### Rows from a dataset:
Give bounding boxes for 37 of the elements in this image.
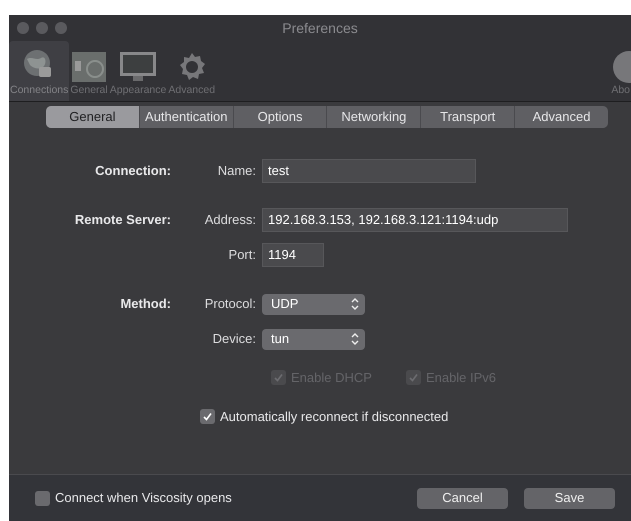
checkbox-label: Connect when Viscosity opens — [55, 489, 232, 508]
checkmark-icon — [273, 372, 284, 384]
field-label: Device: — [212, 331, 256, 346]
checkbox[interactable] — [200, 408, 215, 424]
tab[interactable]: General — [46, 106, 139, 128]
device-select[interactable]: tun — [262, 328, 365, 350]
chevron-icon — [351, 333, 359, 345]
tab[interactable]: Options — [232, 106, 326, 128]
checkmark-icon — [408, 372, 419, 384]
section-heading: Remote Server: — [74, 212, 171, 227]
section-heading: Method: — [120, 296, 171, 311]
input-field[interactable]: test — [262, 159, 476, 183]
window-title: Preferences — [282, 18, 358, 38]
minimize-button[interactable] — [36, 22, 48, 34]
monitor-icon — [119, 51, 158, 84]
zoom-button[interactable] — [55, 22, 67, 34]
tab[interactable]: Networking — [326, 106, 420, 128]
tab[interactable]: Transport — [420, 106, 514, 128]
close-button[interactable] — [17, 22, 29, 34]
section-heading: Connection: — [95, 163, 171, 178]
checkbox[interactable] — [35, 490, 50, 506]
field-label: Port: — [228, 247, 256, 262]
field-label: Name: — [218, 163, 256, 178]
field-label: Protocol: — [204, 296, 256, 311]
tab[interactable]: Authentication — [138, 106, 233, 128]
checkmark-icon — [202, 410, 213, 422]
chevron-icon — [351, 298, 359, 310]
save-button[interactable]: Save — [524, 488, 615, 508]
protocol-select[interactable]: UDP — [262, 294, 365, 314]
toolbar-item[interactable]: Connections — [9, 41, 70, 101]
panel-icon — [71, 51, 108, 84]
field-label: Address: — [204, 212, 256, 227]
input-field[interactable]: 192.168.3.153, 192.168.3.121:1194:udp — [262, 208, 568, 232]
tab[interactable]: Advanced — [514, 106, 608, 128]
checkbox-label: Automatically reconnect if disconnected — [220, 408, 448, 426]
input-field[interactable]: 1194 — [262, 243, 324, 267]
cancel-button[interactable]: Cancel — [417, 488, 508, 508]
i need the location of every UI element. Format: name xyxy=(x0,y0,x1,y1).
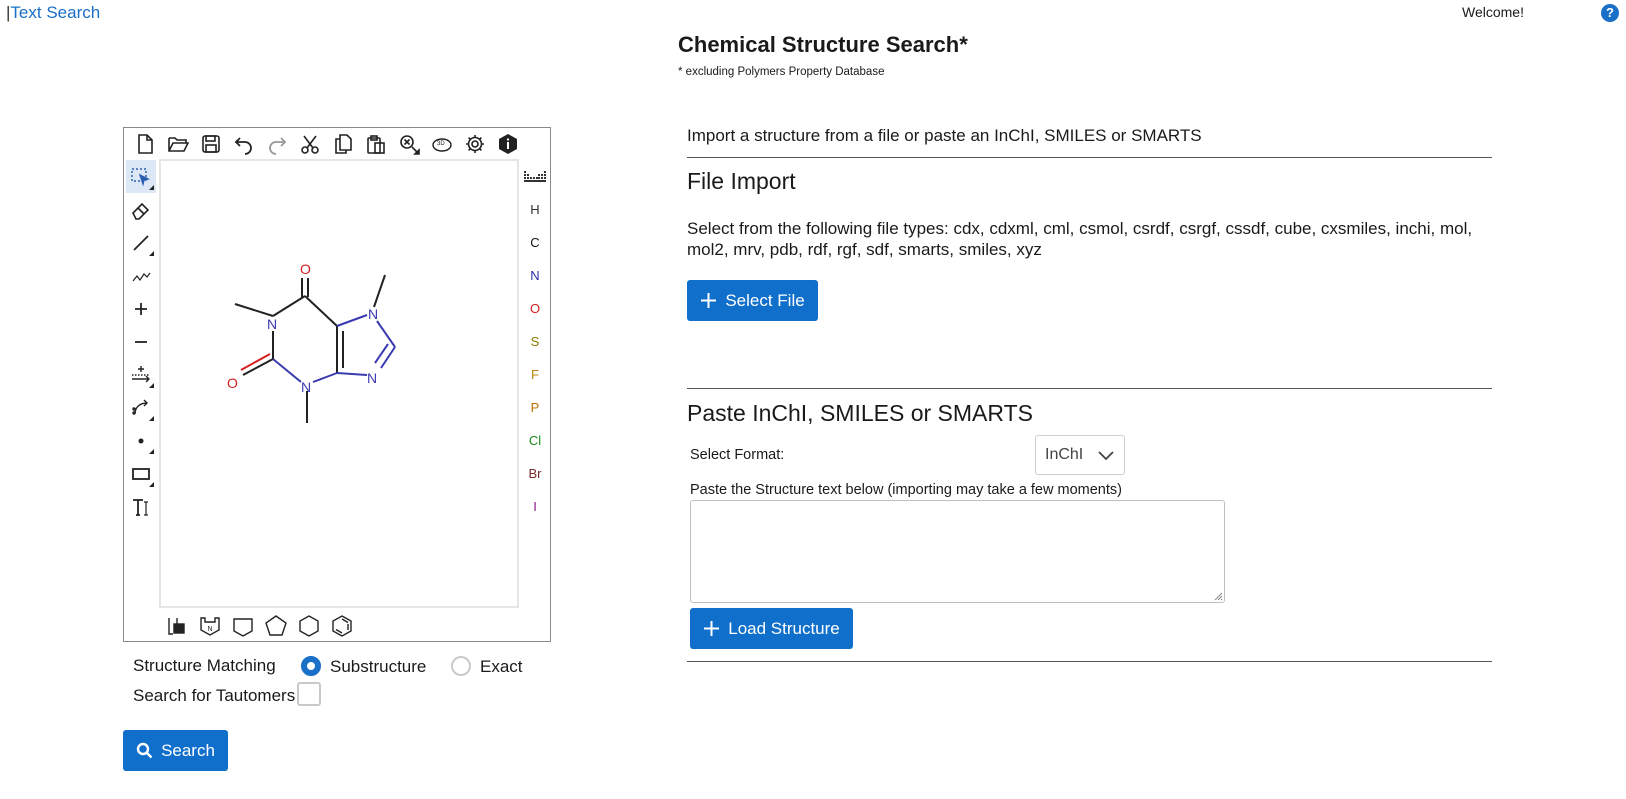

### What to do:
Retype every line of the records above word for word, but leave out the pictures.

### Exercise answer:
Give bounding boxes for 37 of the elements in this image.
checkbox-label: Connect when Viscosity opens — [55, 489, 232, 508]
checkmark-icon — [273, 372, 284, 384]
field-label: Device: — [212, 331, 256, 346]
checkbox[interactable] — [200, 408, 215, 424]
tab[interactable]: General — [46, 106, 139, 128]
device-select[interactable]: tun — [262, 328, 365, 350]
chevron-icon — [351, 333, 359, 345]
tab[interactable]: Options — [232, 106, 326, 128]
checkmark-icon — [408, 372, 419, 384]
section-heading: Remote Server: — [74, 212, 171, 227]
section-heading: Method: — [120, 296, 171, 311]
input-field[interactable]: test — [262, 159, 476, 183]
window-title: Preferences — [282, 18, 358, 38]
minimize-button[interactable] — [36, 22, 48, 34]
monitor-icon — [119, 51, 158, 84]
zoom-button[interactable] — [55, 22, 67, 34]
tab[interactable]: Networking — [326, 106, 420, 128]
tab[interactable]: Transport — [420, 106, 514, 128]
close-button[interactable] — [17, 22, 29, 34]
section-heading: Connection: — [95, 163, 171, 178]
checkbox[interactable] — [35, 490, 50, 506]
field-label: Port: — [228, 247, 256, 262]
field-label: Name: — [218, 163, 256, 178]
field-label: Protocol: — [204, 296, 256, 311]
tab[interactable]: Authentication — [138, 106, 233, 128]
checkmark-icon — [202, 410, 213, 422]
chevron-icon — [351, 298, 359, 310]
save-button[interactable]: Save — [524, 488, 615, 508]
protocol-select[interactable]: UDP — [262, 294, 365, 314]
toolbar-item[interactable]: Connections — [9, 41, 70, 101]
panel-icon — [71, 51, 108, 84]
field-label: Address: — [204, 212, 256, 227]
input-field[interactable]: 192.168.3.153, 192.168.3.121:1194:udp — [262, 208, 568, 232]
tab[interactable]: Advanced — [514, 106, 608, 128]
checkbox-label: Automatically reconnect if disconnected — [220, 408, 448, 426]
input-field[interactable]: 1194 — [262, 243, 324, 267]
cancel-button[interactable]: Cancel — [417, 488, 508, 508]
i need the location of every UI element. Format: name xyxy=(x0,y0,x1,y1).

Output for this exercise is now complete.